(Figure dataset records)
------------------------------------------------
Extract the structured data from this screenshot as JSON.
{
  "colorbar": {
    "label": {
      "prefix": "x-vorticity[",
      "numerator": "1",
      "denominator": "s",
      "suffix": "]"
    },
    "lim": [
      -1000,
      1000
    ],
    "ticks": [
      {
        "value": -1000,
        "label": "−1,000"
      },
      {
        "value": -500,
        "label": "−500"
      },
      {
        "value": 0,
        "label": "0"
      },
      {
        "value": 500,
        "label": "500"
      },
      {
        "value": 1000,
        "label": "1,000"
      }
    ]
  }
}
------------------------------------------------
Exercise description — For the data above, state how many lines contain "value"; the number is the whole answer.

Written response — 5